MATERIAL TO PROCESS:

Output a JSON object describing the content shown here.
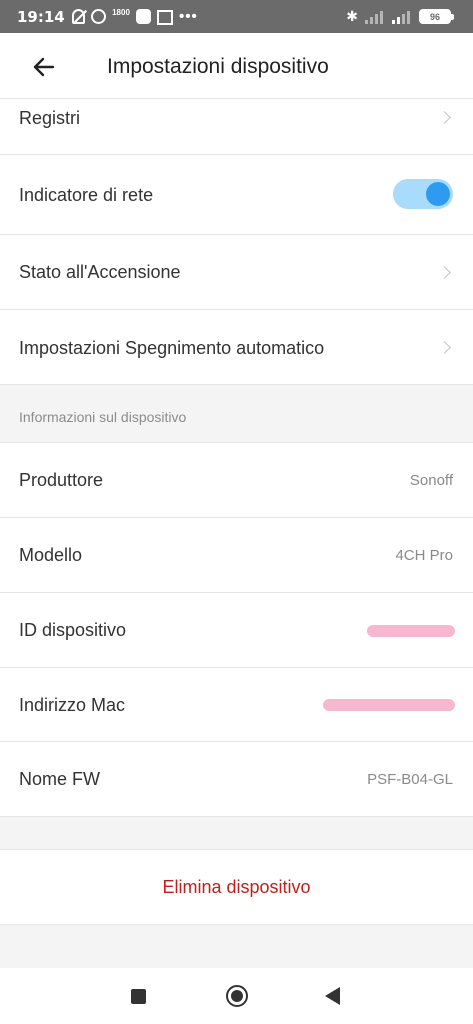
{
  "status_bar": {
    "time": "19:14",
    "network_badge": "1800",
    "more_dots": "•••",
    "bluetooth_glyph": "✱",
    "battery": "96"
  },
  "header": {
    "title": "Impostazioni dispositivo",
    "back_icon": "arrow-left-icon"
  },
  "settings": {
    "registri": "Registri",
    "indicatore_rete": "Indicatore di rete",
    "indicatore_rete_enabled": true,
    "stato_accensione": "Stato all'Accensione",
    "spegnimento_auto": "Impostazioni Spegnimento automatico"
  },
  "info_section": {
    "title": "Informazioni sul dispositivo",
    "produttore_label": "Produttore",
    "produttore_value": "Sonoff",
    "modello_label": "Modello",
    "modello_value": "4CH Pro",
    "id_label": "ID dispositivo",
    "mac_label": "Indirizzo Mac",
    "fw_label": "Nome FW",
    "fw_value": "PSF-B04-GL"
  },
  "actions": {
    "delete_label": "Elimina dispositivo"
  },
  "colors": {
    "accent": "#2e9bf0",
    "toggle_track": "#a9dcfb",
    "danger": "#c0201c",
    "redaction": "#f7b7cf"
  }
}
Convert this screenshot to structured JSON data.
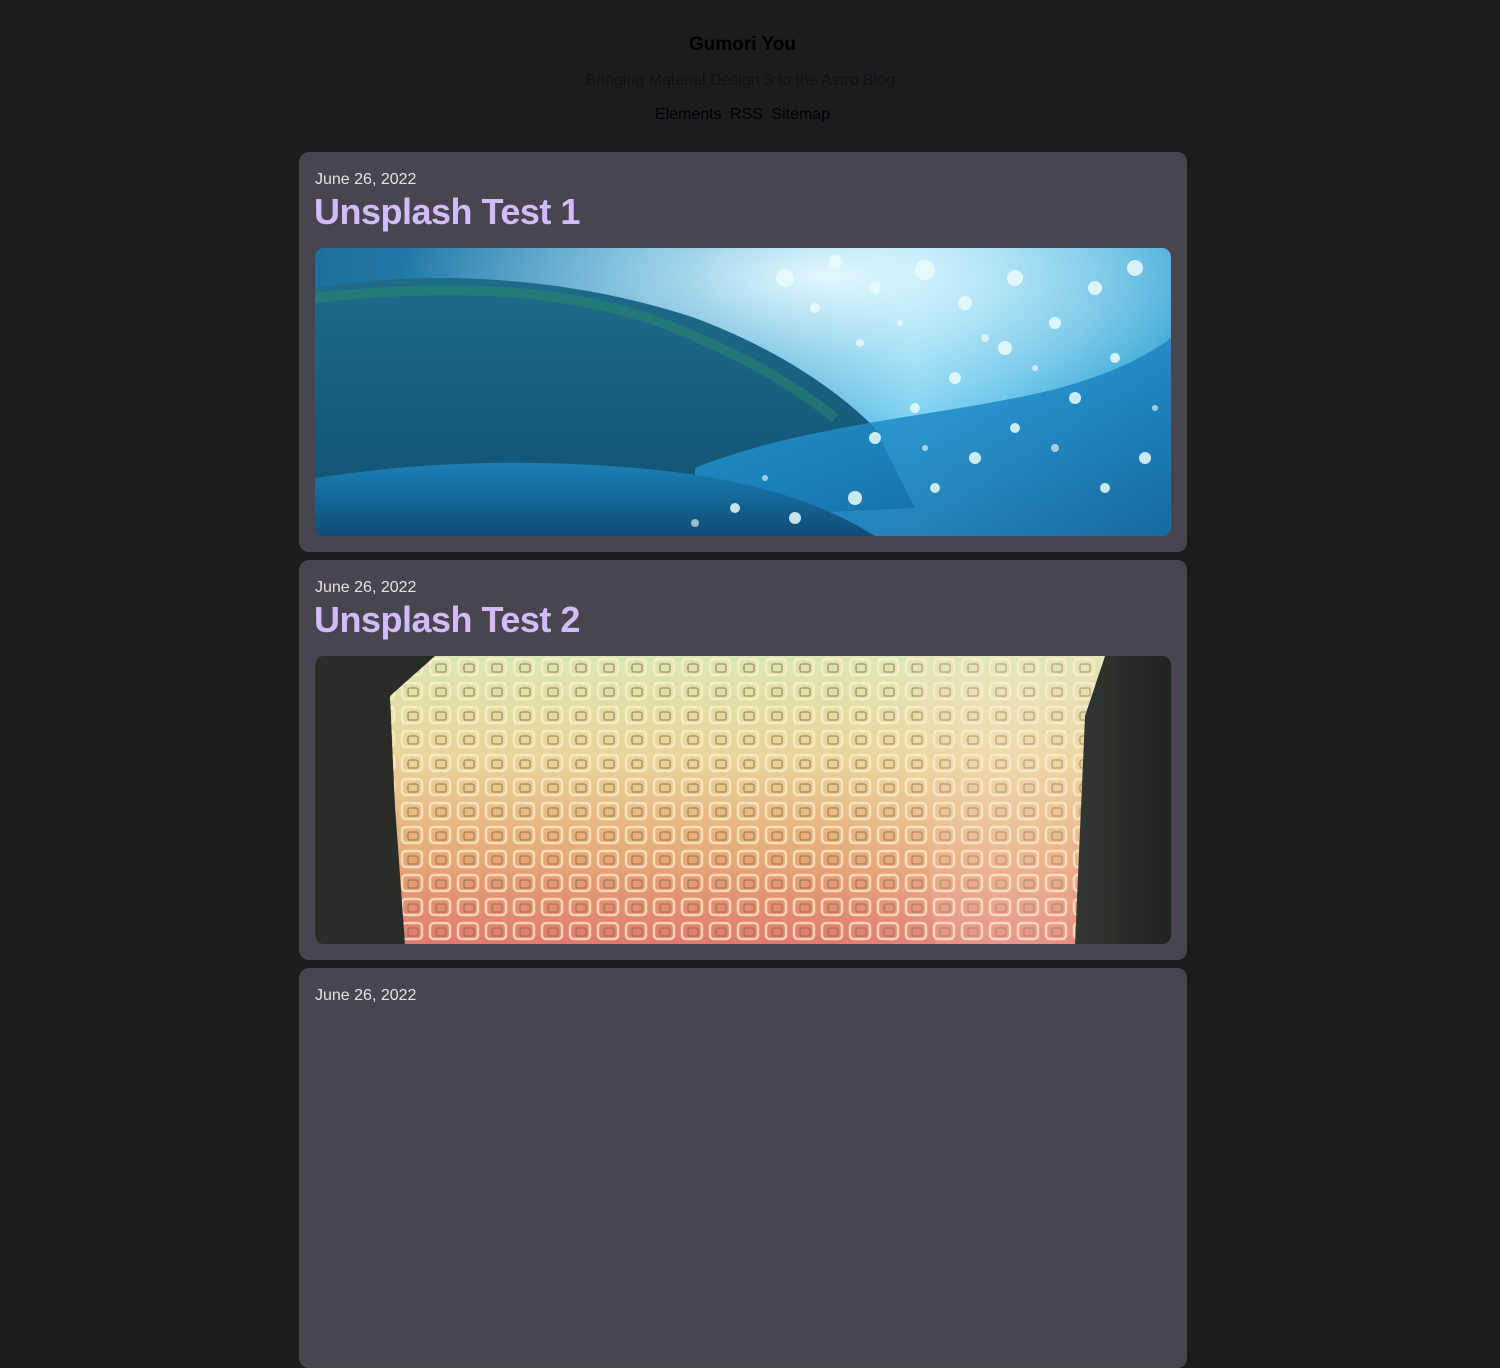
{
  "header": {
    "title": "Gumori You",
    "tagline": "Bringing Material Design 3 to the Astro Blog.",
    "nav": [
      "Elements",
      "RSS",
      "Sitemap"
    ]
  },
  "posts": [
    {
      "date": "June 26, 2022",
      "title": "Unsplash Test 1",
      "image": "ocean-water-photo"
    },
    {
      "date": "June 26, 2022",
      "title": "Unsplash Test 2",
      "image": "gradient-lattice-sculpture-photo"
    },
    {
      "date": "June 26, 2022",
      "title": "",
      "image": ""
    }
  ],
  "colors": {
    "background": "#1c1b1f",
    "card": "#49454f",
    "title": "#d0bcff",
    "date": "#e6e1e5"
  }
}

DIRECTIONS FOR THIS TASK: Leave out the pictures and output the rest of the material exactly as written.

TASK OUTPUT:
Output a JSON object describing the content shown here.
{
  "status_bar": {
    "time": "19:14",
    "network_badge": "1800",
    "more_dots": "•••",
    "bluetooth_glyph": "✱",
    "battery": "96"
  },
  "header": {
    "title": "Impostazioni dispositivo",
    "back_icon": "arrow-left-icon"
  },
  "settings": {
    "registri": "Registri",
    "indicatore_rete": "Indicatore di rete",
    "indicatore_rete_enabled": true,
    "stato_accensione": "Stato all'Accensione",
    "spegnimento_auto": "Impostazioni Spegnimento automatico"
  },
  "info_section": {
    "title": "Informazioni sul dispositivo",
    "produttore_label": "Produttore",
    "produttore_value": "Sonoff",
    "modello_label": "Modello",
    "modello_value": "4CH Pro",
    "id_label": "ID dispositivo",
    "mac_label": "Indirizzo Mac",
    "fw_label": "Nome FW",
    "fw_value": "PSF-B04-GL"
  },
  "actions": {
    "delete_label": "Elimina dispositivo"
  },
  "colors": {
    "accent": "#2e9bf0",
    "toggle_track": "#a9dcfb",
    "danger": "#c0201c",
    "redaction": "#f7b7cf"
  }
}
Convert this screenshot to structured JSON data.
{
  "header": {
    "title": "Gumori You",
    "tagline": "Bringing Material Design 3 to the Astro Blog.",
    "nav": [
      "Elements",
      "RSS",
      "Sitemap"
    ]
  },
  "posts": [
    {
      "date": "June 26, 2022",
      "title": "Unsplash Test 1",
      "image": "ocean-water-photo"
    },
    {
      "date": "June 26, 2022",
      "title": "Unsplash Test 2",
      "image": "gradient-lattice-sculpture-photo"
    },
    {
      "date": "June 26, 2022",
      "title": "",
      "image": ""
    }
  ],
  "colors": {
    "background": "#1c1b1f",
    "card": "#49454f",
    "title": "#d0bcff",
    "date": "#e6e1e5"
  }
}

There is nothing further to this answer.